# WHAT THIS TASK INVOLVES
List all lines in the material below that contain "Daily".

--- begin DATASET RECORDS ---

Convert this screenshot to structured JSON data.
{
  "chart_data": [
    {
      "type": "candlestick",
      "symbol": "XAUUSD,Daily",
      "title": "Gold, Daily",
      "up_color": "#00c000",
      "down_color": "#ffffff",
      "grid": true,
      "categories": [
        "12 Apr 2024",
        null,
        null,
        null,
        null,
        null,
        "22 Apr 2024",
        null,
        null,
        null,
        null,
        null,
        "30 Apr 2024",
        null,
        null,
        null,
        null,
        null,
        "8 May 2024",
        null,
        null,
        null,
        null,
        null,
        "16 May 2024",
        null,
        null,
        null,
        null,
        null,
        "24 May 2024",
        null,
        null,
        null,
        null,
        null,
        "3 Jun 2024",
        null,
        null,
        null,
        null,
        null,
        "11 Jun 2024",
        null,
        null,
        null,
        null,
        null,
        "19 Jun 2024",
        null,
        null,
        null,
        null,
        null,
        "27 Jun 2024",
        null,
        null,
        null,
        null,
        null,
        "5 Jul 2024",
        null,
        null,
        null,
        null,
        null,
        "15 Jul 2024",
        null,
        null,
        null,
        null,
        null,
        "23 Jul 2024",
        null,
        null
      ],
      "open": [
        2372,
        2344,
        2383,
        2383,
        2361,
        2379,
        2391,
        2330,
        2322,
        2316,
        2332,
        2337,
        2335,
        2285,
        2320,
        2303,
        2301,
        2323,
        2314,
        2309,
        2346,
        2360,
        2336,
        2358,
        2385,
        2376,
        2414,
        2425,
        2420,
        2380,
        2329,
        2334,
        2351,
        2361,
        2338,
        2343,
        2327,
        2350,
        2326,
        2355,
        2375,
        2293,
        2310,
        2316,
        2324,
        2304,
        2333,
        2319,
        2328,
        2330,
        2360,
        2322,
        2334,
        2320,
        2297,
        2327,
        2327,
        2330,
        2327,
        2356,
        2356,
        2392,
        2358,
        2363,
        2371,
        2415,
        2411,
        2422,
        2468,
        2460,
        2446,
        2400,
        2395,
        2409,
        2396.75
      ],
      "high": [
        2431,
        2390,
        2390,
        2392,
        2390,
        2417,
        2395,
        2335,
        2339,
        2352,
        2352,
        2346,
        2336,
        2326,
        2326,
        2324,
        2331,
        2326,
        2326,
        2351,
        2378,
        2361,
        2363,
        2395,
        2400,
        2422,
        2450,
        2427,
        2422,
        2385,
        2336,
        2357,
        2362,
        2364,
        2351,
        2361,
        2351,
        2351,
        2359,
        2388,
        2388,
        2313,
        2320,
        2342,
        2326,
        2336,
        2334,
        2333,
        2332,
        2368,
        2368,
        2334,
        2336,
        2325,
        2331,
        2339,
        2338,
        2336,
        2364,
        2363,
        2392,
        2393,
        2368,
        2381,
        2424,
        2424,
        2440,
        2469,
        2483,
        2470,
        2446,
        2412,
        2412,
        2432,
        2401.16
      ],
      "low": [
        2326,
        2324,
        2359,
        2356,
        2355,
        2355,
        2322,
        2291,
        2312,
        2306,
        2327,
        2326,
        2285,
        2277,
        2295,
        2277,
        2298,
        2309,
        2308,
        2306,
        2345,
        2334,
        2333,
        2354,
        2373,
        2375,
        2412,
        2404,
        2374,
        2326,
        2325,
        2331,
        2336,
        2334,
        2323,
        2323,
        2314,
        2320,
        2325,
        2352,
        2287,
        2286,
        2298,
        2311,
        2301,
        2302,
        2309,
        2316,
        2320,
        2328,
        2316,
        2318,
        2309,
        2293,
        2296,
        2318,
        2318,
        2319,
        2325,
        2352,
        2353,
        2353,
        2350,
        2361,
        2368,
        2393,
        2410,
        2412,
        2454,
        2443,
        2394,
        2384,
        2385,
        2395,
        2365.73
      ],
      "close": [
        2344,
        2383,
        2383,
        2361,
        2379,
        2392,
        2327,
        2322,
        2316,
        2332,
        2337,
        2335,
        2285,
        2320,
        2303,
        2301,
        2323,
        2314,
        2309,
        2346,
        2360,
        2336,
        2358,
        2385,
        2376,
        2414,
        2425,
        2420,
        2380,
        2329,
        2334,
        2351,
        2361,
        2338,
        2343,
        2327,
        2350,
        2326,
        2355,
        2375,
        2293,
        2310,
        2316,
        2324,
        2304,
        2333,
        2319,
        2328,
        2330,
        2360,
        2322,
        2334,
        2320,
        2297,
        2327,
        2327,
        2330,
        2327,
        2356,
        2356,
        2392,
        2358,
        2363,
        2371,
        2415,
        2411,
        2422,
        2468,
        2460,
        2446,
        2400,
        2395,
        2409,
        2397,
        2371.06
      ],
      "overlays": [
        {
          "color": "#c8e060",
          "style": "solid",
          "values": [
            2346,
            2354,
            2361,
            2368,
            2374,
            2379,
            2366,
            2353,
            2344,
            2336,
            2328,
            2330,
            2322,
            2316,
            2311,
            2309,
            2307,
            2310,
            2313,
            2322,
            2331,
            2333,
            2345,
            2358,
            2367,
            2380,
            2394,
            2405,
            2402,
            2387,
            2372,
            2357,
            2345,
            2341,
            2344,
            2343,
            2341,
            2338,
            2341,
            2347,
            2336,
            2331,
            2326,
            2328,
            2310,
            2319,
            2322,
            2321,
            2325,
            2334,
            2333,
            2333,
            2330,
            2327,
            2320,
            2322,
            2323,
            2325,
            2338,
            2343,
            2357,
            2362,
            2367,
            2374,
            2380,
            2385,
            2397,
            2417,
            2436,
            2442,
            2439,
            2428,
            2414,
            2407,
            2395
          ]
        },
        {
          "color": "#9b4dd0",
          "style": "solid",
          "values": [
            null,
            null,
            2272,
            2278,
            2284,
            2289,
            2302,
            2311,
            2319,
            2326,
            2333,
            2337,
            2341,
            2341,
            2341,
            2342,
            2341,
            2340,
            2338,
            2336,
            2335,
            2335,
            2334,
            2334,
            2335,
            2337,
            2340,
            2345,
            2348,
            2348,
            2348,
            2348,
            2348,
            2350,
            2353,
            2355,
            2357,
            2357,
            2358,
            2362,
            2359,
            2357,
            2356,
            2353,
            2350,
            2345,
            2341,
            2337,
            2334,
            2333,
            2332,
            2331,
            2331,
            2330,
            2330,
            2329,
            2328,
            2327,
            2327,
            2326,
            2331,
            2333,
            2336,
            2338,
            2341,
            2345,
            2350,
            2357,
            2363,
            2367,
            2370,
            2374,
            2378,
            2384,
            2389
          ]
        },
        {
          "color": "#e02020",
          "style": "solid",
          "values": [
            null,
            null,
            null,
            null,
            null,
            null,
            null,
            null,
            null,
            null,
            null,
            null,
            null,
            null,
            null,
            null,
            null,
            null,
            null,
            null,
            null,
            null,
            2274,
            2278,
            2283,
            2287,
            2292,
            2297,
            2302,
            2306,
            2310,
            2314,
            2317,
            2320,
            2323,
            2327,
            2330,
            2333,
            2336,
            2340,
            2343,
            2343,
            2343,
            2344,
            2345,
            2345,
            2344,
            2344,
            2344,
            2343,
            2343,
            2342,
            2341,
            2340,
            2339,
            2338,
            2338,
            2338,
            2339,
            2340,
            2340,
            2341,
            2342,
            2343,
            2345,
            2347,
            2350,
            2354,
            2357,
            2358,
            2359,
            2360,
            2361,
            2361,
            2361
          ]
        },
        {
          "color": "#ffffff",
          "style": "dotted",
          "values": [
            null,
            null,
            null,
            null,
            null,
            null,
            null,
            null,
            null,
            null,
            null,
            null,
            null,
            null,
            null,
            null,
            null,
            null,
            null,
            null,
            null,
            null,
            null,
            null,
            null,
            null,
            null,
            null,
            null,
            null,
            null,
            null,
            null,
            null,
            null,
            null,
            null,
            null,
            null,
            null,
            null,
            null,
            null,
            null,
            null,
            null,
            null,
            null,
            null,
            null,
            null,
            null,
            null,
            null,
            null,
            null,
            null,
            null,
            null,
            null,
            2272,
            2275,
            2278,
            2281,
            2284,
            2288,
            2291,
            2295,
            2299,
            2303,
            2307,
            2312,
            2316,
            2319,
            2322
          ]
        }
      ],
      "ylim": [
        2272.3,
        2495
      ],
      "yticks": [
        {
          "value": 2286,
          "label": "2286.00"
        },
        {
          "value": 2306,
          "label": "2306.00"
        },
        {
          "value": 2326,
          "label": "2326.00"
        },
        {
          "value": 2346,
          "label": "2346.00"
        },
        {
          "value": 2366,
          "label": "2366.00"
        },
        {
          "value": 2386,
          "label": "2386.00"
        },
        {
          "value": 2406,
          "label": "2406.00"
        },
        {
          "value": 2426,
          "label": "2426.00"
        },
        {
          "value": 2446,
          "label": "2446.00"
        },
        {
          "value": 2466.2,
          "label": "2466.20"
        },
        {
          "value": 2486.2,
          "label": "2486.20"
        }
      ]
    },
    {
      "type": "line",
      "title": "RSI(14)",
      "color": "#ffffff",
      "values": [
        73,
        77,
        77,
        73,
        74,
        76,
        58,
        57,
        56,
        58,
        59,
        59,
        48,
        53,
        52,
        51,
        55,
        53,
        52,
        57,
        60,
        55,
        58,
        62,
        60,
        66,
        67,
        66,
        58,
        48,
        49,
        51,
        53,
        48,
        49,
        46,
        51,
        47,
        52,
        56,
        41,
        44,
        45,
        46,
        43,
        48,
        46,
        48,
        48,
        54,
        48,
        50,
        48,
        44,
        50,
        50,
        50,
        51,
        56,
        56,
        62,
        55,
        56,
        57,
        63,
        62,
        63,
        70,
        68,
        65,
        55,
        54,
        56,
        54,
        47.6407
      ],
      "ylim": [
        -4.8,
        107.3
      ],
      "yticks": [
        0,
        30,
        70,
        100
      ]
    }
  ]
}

--- end DATASET RECORDS ---

# THE COMPLETED TASK
      "symbol": "XAUUSD,Daily",
      "title": "Gold, Daily",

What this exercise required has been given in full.